Return every record below exactly as written, but leave out the pictures.

Data extracted from a collection:
┌──

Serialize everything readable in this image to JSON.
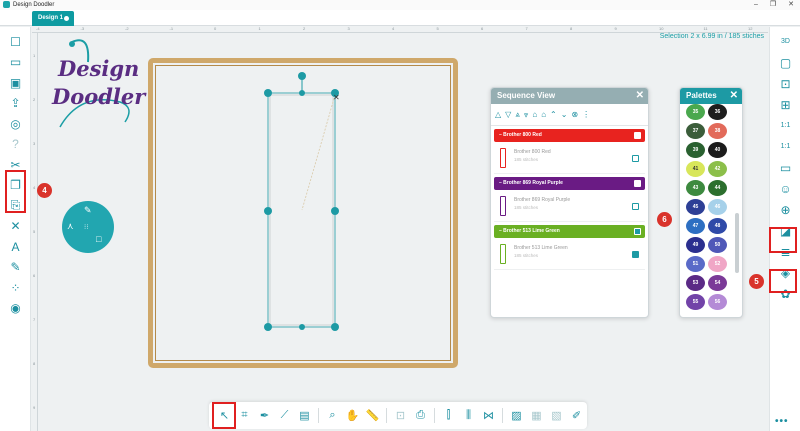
{
  "window": {
    "title": "Design Doodler",
    "controls": [
      "–",
      "❐",
      "✕"
    ]
  },
  "tabs": [
    {
      "label": "Design 1"
    }
  ],
  "selection_info": "Selection   2 x 6.99 in / 185 stiches",
  "ruler": {
    "top": [
      "-4",
      "-3",
      "-2",
      "-1",
      "0",
      "1",
      "2",
      "3",
      "4",
      "5",
      "6",
      "7",
      "8",
      "9",
      "10",
      "11",
      "12"
    ],
    "left": [
      "1",
      "2",
      "3",
      "4",
      "5",
      "6",
      "7",
      "8",
      "9"
    ]
  },
  "logo": {
    "line1": "Design",
    "line2": "Doodler"
  },
  "left_toolbar": [
    {
      "name": "new-design-icon",
      "glyph": "☐"
    },
    {
      "name": "open-folder-icon",
      "glyph": "▭"
    },
    {
      "name": "import-image-icon",
      "glyph": "▣"
    },
    {
      "name": "export-icon",
      "glyph": "⇪"
    },
    {
      "name": "stitch-settings-icon",
      "glyph": "◎"
    },
    {
      "name": "help-icon",
      "glyph": "?"
    },
    {
      "name": "cut-icon",
      "glyph": "✂"
    },
    {
      "name": "copy-icon",
      "glyph": "❐"
    },
    {
      "name": "paste-icon",
      "glyph": "⎘"
    },
    {
      "name": "delete-icon",
      "glyph": "✕"
    },
    {
      "name": "text-icon",
      "glyph": "A"
    },
    {
      "name": "draw-path-icon",
      "glyph": "✎"
    },
    {
      "name": "node-edit-icon",
      "glyph": "⁘"
    },
    {
      "name": "brush-tool-icon",
      "glyph": "◉"
    }
  ],
  "right_toolbar": [
    {
      "name": "3d-view-icon",
      "glyph": "3D"
    },
    {
      "name": "hoop-view-icon",
      "glyph": "▢"
    },
    {
      "name": "fit-screen-icon",
      "glyph": "⊡"
    },
    {
      "name": "zoom-selection-icon",
      "glyph": "⊞"
    },
    {
      "name": "actual-size-icon",
      "glyph": "1:1"
    },
    {
      "name": "screen-size-icon",
      "glyph": "1:1"
    },
    {
      "name": "monitor-icon",
      "glyph": "▭"
    },
    {
      "name": "assistant-icon",
      "glyph": "☺"
    },
    {
      "name": "add-layer-icon",
      "glyph": "⊕"
    },
    {
      "name": "color-sequence-icon",
      "glyph": "◪"
    },
    {
      "name": "layers-icon",
      "glyph": "≣"
    },
    {
      "name": "stack-icon",
      "glyph": "◈"
    },
    {
      "name": "palette-library-icon",
      "glyph": "✿"
    }
  ],
  "widget": {
    "top_icon": "✎",
    "left_icon": "⋏",
    "right_icon": "□",
    "center_icon": "⁝⁝"
  },
  "sequence_panel": {
    "title": "Sequence View",
    "close": "✕",
    "toolbar_icons": [
      "△",
      "▽",
      "⩓",
      "⩔",
      "⌂",
      "⌂",
      "⌃",
      "⌄",
      "⊗",
      "⋮"
    ],
    "groups": [
      {
        "label": "–  Brother 800 Red",
        "color": "#e8231f",
        "checked": false,
        "item": {
          "name": "Brother 800 Red",
          "stitches": "185 stitches",
          "checked": false
        }
      },
      {
        "label": "–  Brother 869 Royal Purple",
        "color": "#6a1b84",
        "checked": false,
        "item": {
          "name": "Brother 869 Royal Purple",
          "stitches": "185 stitches",
          "checked": false
        }
      },
      {
        "label": "–  Brother 513 Lime Green",
        "color": "#6ab023",
        "checked": true,
        "item": {
          "name": "Brother 513 Lime Green",
          "stitches": "185 stitches",
          "checked": true
        }
      }
    ]
  },
  "palette_panel": {
    "title": "Palettes",
    "close": "✕",
    "swatches": [
      {
        "num": "35",
        "color": "#4aa84e",
        "text": "#ffffff"
      },
      {
        "num": "36",
        "color": "#1e1e1e",
        "text": "#ffffff"
      },
      {
        "num": "37",
        "color": "#3b5d3a",
        "text": "#ffffff"
      },
      {
        "num": "38",
        "color": "#e26a5a",
        "text": "#ffffff"
      },
      {
        "num": "39",
        "color": "#2a6130",
        "text": "#ffffff"
      },
      {
        "num": "40",
        "color": "#1c1c1c",
        "text": "#ffffff"
      },
      {
        "num": "41",
        "color": "#d8e65a",
        "text": "#333333"
      },
      {
        "num": "42",
        "color": "#8cbf4a",
        "text": "#ffffff"
      },
      {
        "num": "43",
        "color": "#3d8a3f",
        "text": "#ffffff"
      },
      {
        "num": "44",
        "color": "#2c6f2e",
        "text": "#ffffff"
      },
      {
        "num": "45",
        "color": "#2d3f96",
        "text": "#ffffff"
      },
      {
        "num": "46",
        "color": "#a6d1ea",
        "text": "#ffffff"
      },
      {
        "num": "47",
        "color": "#2d6fc2",
        "text": "#ffffff"
      },
      {
        "num": "48",
        "color": "#2f4aa8",
        "text": "#ffffff"
      },
      {
        "num": "49",
        "color": "#2b2f8f",
        "text": "#ffffff"
      },
      {
        "num": "50",
        "color": "#4f58b8",
        "text": "#ffffff"
      },
      {
        "num": "51",
        "color": "#5a6ac8",
        "text": "#ffffff"
      },
      {
        "num": "52",
        "color": "#f0a6c6",
        "text": "#ffffff"
      },
      {
        "num": "53",
        "color": "#5b2a86",
        "text": "#ffffff"
      },
      {
        "num": "54",
        "color": "#7b3a98",
        "text": "#ffffff"
      },
      {
        "num": "55",
        "color": "#7243a8",
        "text": "#ffffff"
      },
      {
        "num": "56",
        "color": "#b48ad6",
        "text": "#ffffff"
      }
    ]
  },
  "bottom_toolbar": [
    {
      "name": "select-tool-icon",
      "glyph": "↖"
    },
    {
      "name": "transform-tool-icon",
      "glyph": "⌗"
    },
    {
      "name": "pen-tool-icon",
      "glyph": "✒"
    },
    {
      "name": "line-tool-icon",
      "glyph": "⟋"
    },
    {
      "name": "shape-tool-icon",
      "glyph": "▤"
    },
    {
      "name": "zoom-tool-icon",
      "glyph": "⌕"
    },
    {
      "name": "pan-tool-icon",
      "glyph": "✋"
    },
    {
      "name": "measure-tool-icon",
      "glyph": "📏"
    },
    {
      "name": "group-icon",
      "glyph": "⊡"
    },
    {
      "name": "print-icon",
      "glyph": "⎙"
    },
    {
      "name": "align-icon",
      "glyph": "⫿"
    },
    {
      "name": "distribute-icon",
      "glyph": "⫼"
    },
    {
      "name": "mirror-icon",
      "glyph": "⋈"
    },
    {
      "name": "image-icon",
      "glyph": "▨"
    },
    {
      "name": "trace-icon",
      "glyph": "▦"
    },
    {
      "name": "fill-icon",
      "glyph": "▧"
    },
    {
      "name": "edit-design-icon",
      "glyph": "✐"
    }
  ],
  "callouts": [
    "4",
    "5",
    "6"
  ],
  "more": "•••",
  "colors": {
    "accent": "#1d9aa4",
    "highlight": "#e02020",
    "hoop": "#cfa86a",
    "node": "#1d9aa4"
  }
}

└──

*Correct answer:*
Serialize everything readable in this image to JSON.
{
  "window": {
    "title": "Design Doodler",
    "controls": [
      "–",
      "❐",
      "✕"
    ]
  },
  "tabs": [
    {
      "label": "Design 1"
    }
  ],
  "selection_info": "Selection   2 x 6.99 in / 185 stiches",
  "ruler": {
    "top": [
      "-4",
      "-3",
      "-2",
      "-1",
      "0",
      "1",
      "2",
      "3",
      "4",
      "5",
      "6",
      "7",
      "8",
      "9",
      "10",
      "11",
      "12"
    ],
    "left": [
      "1",
      "2",
      "3",
      "4",
      "5",
      "6",
      "7",
      "8",
      "9"
    ]
  },
  "logo": {
    "line1": "Design",
    "line2": "Doodler"
  },
  "left_toolbar": [
    {
      "name": "new-design-icon",
      "glyph": "☐"
    },
    {
      "name": "open-folder-icon",
      "glyph": "▭"
    },
    {
      "name": "import-image-icon",
      "glyph": "▣"
    },
    {
      "name": "export-icon",
      "glyph": "⇪"
    },
    {
      "name": "stitch-settings-icon",
      "glyph": "◎"
    },
    {
      "name": "help-icon",
      "glyph": "?"
    },
    {
      "name": "cut-icon",
      "glyph": "✂"
    },
    {
      "name": "copy-icon",
      "glyph": "❐"
    },
    {
      "name": "paste-icon",
      "glyph": "⎘"
    },
    {
      "name": "delete-icon",
      "glyph": "✕"
    },
    {
      "name": "text-icon",
      "glyph": "A"
    },
    {
      "name": "draw-path-icon",
      "glyph": "✎"
    },
    {
      "name": "node-edit-icon",
      "glyph": "⁘"
    },
    {
      "name": "brush-tool-icon",
      "glyph": "◉"
    }
  ],
  "right_toolbar": [
    {
      "name": "3d-view-icon",
      "glyph": "3D"
    },
    {
      "name": "hoop-view-icon",
      "glyph": "▢"
    },
    {
      "name": "fit-screen-icon",
      "glyph": "⊡"
    },
    {
      "name": "zoom-selection-icon",
      "glyph": "⊞"
    },
    {
      "name": "actual-size-icon",
      "glyph": "1:1"
    },
    {
      "name": "screen-size-icon",
      "glyph": "1:1"
    },
    {
      "name": "monitor-icon",
      "glyph": "▭"
    },
    {
      "name": "assistant-icon",
      "glyph": "☺"
    },
    {
      "name": "add-layer-icon",
      "glyph": "⊕"
    },
    {
      "name": "color-sequence-icon",
      "glyph": "◪"
    },
    {
      "name": "layers-icon",
      "glyph": "≣"
    },
    {
      "name": "stack-icon",
      "glyph": "◈"
    },
    {
      "name": "palette-library-icon",
      "glyph": "✿"
    }
  ],
  "widget": {
    "top_icon": "✎",
    "left_icon": "⋏",
    "right_icon": "□",
    "center_icon": "⁝⁝"
  },
  "sequence_panel": {
    "title": "Sequence View",
    "close": "✕",
    "toolbar_icons": [
      "△",
      "▽",
      "⩓",
      "⩔",
      "⌂",
      "⌂",
      "⌃",
      "⌄",
      "⊗",
      "⋮"
    ],
    "groups": [
      {
        "label": "–  Brother 800 Red",
        "color": "#e8231f",
        "checked": false,
        "item": {
          "name": "Brother 800 Red",
          "stitches": "185 stitches",
          "checked": false
        }
      },
      {
        "label": "–  Brother 869 Royal Purple",
        "color": "#6a1b84",
        "checked": false,
        "item": {
          "name": "Brother 869 Royal Purple",
          "stitches": "185 stitches",
          "checked": false
        }
      },
      {
        "label": "–  Brother 513 Lime Green",
        "color": "#6ab023",
        "checked": true,
        "item": {
          "name": "Brother 513 Lime Green",
          "stitches": "185 stitches",
          "checked": true
        }
      }
    ]
  },
  "palette_panel": {
    "title": "Palettes",
    "close": "✕",
    "swatches": [
      {
        "num": "35",
        "color": "#4aa84e",
        "text": "#ffffff"
      },
      {
        "num": "36",
        "color": "#1e1e1e",
        "text": "#ffffff"
      },
      {
        "num": "37",
        "color": "#3b5d3a",
        "text": "#ffffff"
      },
      {
        "num": "38",
        "color": "#e26a5a",
        "text": "#ffffff"
      },
      {
        "num": "39",
        "color": "#2a6130",
        "text": "#ffffff"
      },
      {
        "num": "40",
        "color": "#1c1c1c",
        "text": "#ffffff"
      },
      {
        "num": "41",
        "color": "#d8e65a",
        "text": "#333333"
      },
      {
        "num": "42",
        "color": "#8cbf4a",
        "text": "#ffffff"
      },
      {
        "num": "43",
        "color": "#3d8a3f",
        "text": "#ffffff"
      },
      {
        "num": "44",
        "color": "#2c6f2e",
        "text": "#ffffff"
      },
      {
        "num": "45",
        "color": "#2d3f96",
        "text": "#ffffff"
      },
      {
        "num": "46",
        "color": "#a6d1ea",
        "text": "#ffffff"
      },
      {
        "num": "47",
        "color": "#2d6fc2",
        "text": "#ffffff"
      },
      {
        "num": "48",
        "color": "#2f4aa8",
        "text": "#ffffff"
      },
      {
        "num": "49",
        "color": "#2b2f8f",
        "text": "#ffffff"
      },
      {
        "num": "50",
        "color": "#4f58b8",
        "text": "#ffffff"
      },
      {
        "num": "51",
        "color": "#5a6ac8",
        "text": "#ffffff"
      },
      {
        "num": "52",
        "color": "#f0a6c6",
        "text": "#ffffff"
      },
      {
        "num": "53",
        "color": "#5b2a86",
        "text": "#ffffff"
      },
      {
        "num": "54",
        "color": "#7b3a98",
        "text": "#ffffff"
      },
      {
        "num": "55",
        "color": "#7243a8",
        "text": "#ffffff"
      },
      {
        "num": "56",
        "color": "#b48ad6",
        "text": "#ffffff"
      }
    ]
  },
  "bottom_toolbar": [
    {
      "name": "select-tool-icon",
      "glyph": "↖"
    },
    {
      "name": "transform-tool-icon",
      "glyph": "⌗"
    },
    {
      "name": "pen-tool-icon",
      "glyph": "✒"
    },
    {
      "name": "line-tool-icon",
      "glyph": "⟋"
    },
    {
      "name": "shape-tool-icon",
      "glyph": "▤"
    },
    {
      "name": "zoom-tool-icon",
      "glyph": "⌕"
    },
    {
      "name": "pan-tool-icon",
      "glyph": "✋"
    },
    {
      "name": "measure-tool-icon",
      "glyph": "📏"
    },
    {
      "name": "group-icon",
      "glyph": "⊡"
    },
    {
      "name": "print-icon",
      "glyph": "⎙"
    },
    {
      "name": "align-icon",
      "glyph": "⫿"
    },
    {
      "name": "distribute-icon",
      "glyph": "⫼"
    },
    {
      "name": "mirror-icon",
      "glyph": "⋈"
    },
    {
      "name": "image-icon",
      "glyph": "▨"
    },
    {
      "name": "trace-icon",
      "glyph": "▦"
    },
    {
      "name": "fill-icon",
      "glyph": "▧"
    },
    {
      "name": "edit-design-icon",
      "glyph": "✐"
    }
  ],
  "callouts": [
    "4",
    "5",
    "6"
  ],
  "more": "•••",
  "colors": {
    "accent": "#1d9aa4",
    "highlight": "#e02020",
    "hoop": "#cfa86a",
    "node": "#1d9aa4"
  }
}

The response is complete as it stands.